[Page excerpt]
Progress list (progress_cache.json) stores repositories already done without error, repositories not able to be done (repo_id_error), with warnings (repo_id_warning), not done as it was stopped (repos_stopped)-> this repositories will have priority when executing again the program. and (repo_id_try_again) Has repositories which fail only because ONNX2RDF + repositories with warning. Repo_id_error are errors with Huggiface or unexpected errors

| Option               | Description |
|----------------------|-------------|
| `--order_method`     | Order method for selecting the models for the list (random (default), m_downs,l_downs) |
| `--try_again`        | When try_again is executed only model on the list (repo_id_try_again) would be executed  |
| `--try_error`        | When try_error is executed only model on the list (repo_id_error) would be executed  |

---

## Config Controls
A config file is present for changing values used for ONNX2RDF, there is a default config file, if a `custom_parser.config` is created the new values would be used to replace the final config set. The first time executing the program the file is created if it doenst exists in the workfolder.

[Exercise description] In the documentation excerpt, which repositories get priority when the program is run again? The data is separate material, unrelated to the documentation excerpt.

[Data segment]
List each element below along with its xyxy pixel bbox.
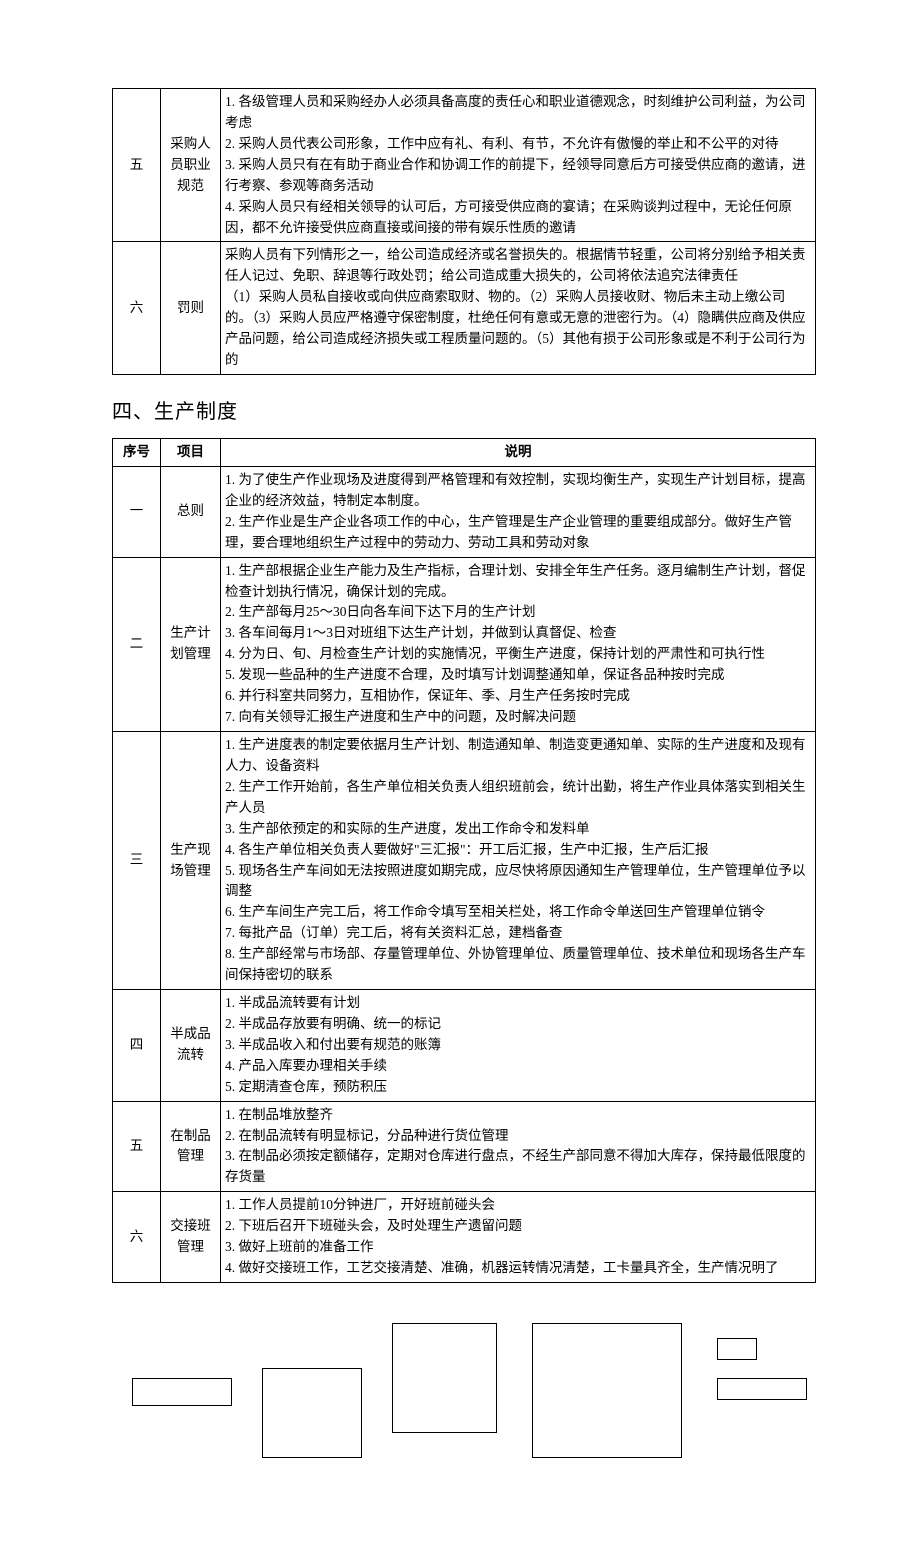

[Task answer] The repositories in repos_stopped, which were not done because the run was stopped.